• [Saved data entries]
◆ ◆ ◆

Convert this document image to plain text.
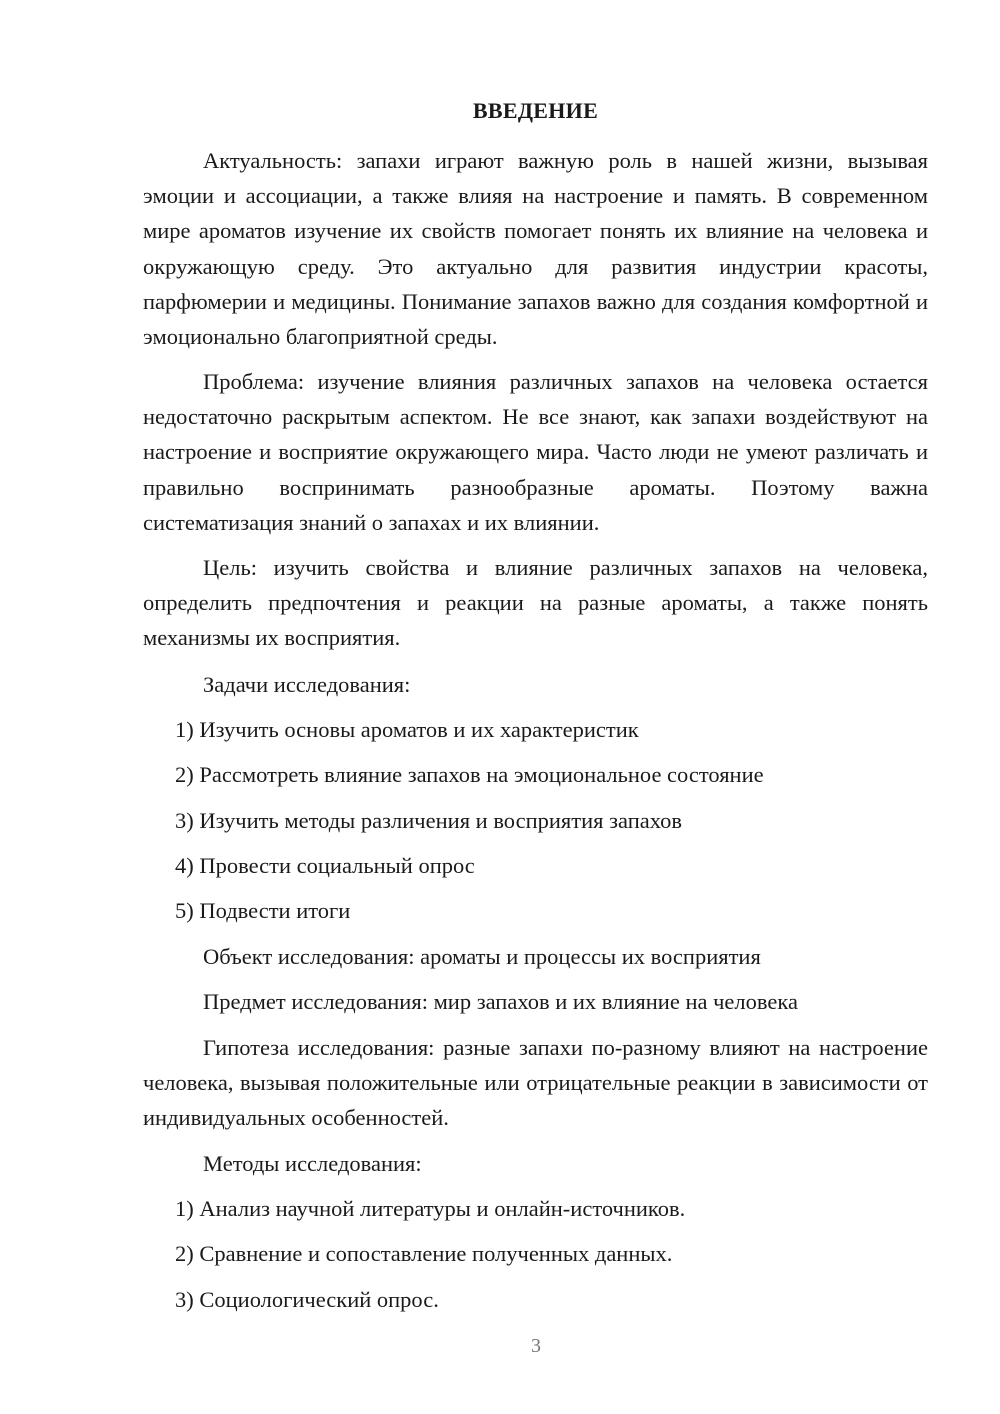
ВВЕДЕНИЕ

Актуальность: запахи играют важную роль в нашей жизни, вызывая эмоции и ассоциации, а также влияя на настроение и память. В современном мире ароматов изучение их свойств помогает понять их влияние на человека и окружающую среду. Это актуально для развития индустрии красоты, парфюмерии и медицины. Понимание запахов важно для создания комфортной и эмоционально благоприятной среды.

Проблема: изучение влияния различных запахов на человека остается недостаточно раскрытым аспектом. Не все знают, как запахи воздействуют на настроение и восприятие окружающего мира. Часто люди не умеют различать и правильно воспринимать разнообразные ароматы. Поэтому важна систематизация знаний о запахах и их влиянии.

Цель: изучить свойства и влияние различных запахов на человека, определить предпочтения и реакции на разные ароматы, а также понять механизмы их восприятия.

Задачи исследования:

1) Изучить основы ароматов и их характеристик

2) Рассмотреть влияние запахов на эмоциональное состояние

3) Изучить методы различения и восприятия запахов

4) Провести социальный опрос

5) Подвести итоги

Объект исследования: ароматы и процессы их восприятия

Предмет исследования: мир запахов и их влияние на человека

Гипотеза исследования: разные запахи по-разному влияют на настроение человека, вызывая положительные или отрицательные реакции в зависимости от индивидуальных особенностей.

Методы исследования:

1) Анализ научной литературы и онлайн-источников.

2) Сравнение и сопоставление полученных данных.

3) Социологический опрос.

3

◆ ◆ ◆

• [Direction] Look over the listing. Pull out every line with the string "понять" in it.

• [Solution for this exercise]
Актуальность: запахи играют важную роль в нашей жизни, вызывая эмоции и ассоциации, а также влияя на настроение и память. В современном мире ароматов изучение их свойств помогает понять их влияние на человека и окружающую среду. Это актуально для развития индустрии красоты, парфюмерии и медицины. Понимание запахов важно для создания комфортной и эмоционально благоприятной среды.
Цель: изучить свойства и влияние различных запахов на человека, определить предпочтения и реакции на разные ароматы, а также понять механизмы их восприятия.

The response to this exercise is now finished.